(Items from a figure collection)

----

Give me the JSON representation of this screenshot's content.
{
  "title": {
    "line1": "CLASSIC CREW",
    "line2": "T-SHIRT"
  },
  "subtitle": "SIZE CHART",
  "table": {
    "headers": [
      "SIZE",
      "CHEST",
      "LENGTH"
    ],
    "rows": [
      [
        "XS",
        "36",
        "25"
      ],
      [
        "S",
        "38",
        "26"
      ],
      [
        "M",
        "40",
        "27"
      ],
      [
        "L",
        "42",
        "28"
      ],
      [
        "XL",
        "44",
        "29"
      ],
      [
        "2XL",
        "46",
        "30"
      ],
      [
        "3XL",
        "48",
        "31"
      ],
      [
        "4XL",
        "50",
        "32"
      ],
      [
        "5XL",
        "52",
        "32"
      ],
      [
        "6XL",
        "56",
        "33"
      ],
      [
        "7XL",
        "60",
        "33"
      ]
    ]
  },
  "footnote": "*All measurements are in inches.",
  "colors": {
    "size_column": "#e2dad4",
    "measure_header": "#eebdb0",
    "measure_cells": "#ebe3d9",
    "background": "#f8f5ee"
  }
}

----

> **SET EXERCISE**
Produce an exact copy of the whole listing.

> **ANSWER TO THIS EXERCISE**
Give me the JSON representation of this screenshot's content.
{
  "title": {
    "line1": "CLASSIC CREW",
    "line2": "T-SHIRT"
  },
  "subtitle": "SIZE CHART",
  "table": {
    "headers": [
      "SIZE",
      "CHEST",
      "LENGTH"
    ],
    "rows": [
      [
        "XS",
        "36",
        "25"
      ],
      [
        "S",
        "38",
        "26"
      ],
      [
        "M",
        "40",
        "27"
      ],
      [
        "L",
        "42",
        "28"
      ],
      [
        "XL",
        "44",
        "29"
      ],
      [
        "2XL",
        "46",
        "30"
      ],
      [
        "3XL",
        "48",
        "31"
      ],
      [
        "4XL",
        "50",
        "32"
      ],
      [
        "5XL",
        "52",
        "32"
      ],
      [
        "6XL",
        "56",
        "33"
      ],
      [
        "7XL",
        "60",
        "33"
      ]
    ]
  },
  "footnote": "*All measurements are in inches.",
  "colors": {
    "size_column": "#e2dad4",
    "measure_header": "#eebdb0",
    "measure_cells": "#ebe3d9",
    "background": "#f8f5ee"
  }
}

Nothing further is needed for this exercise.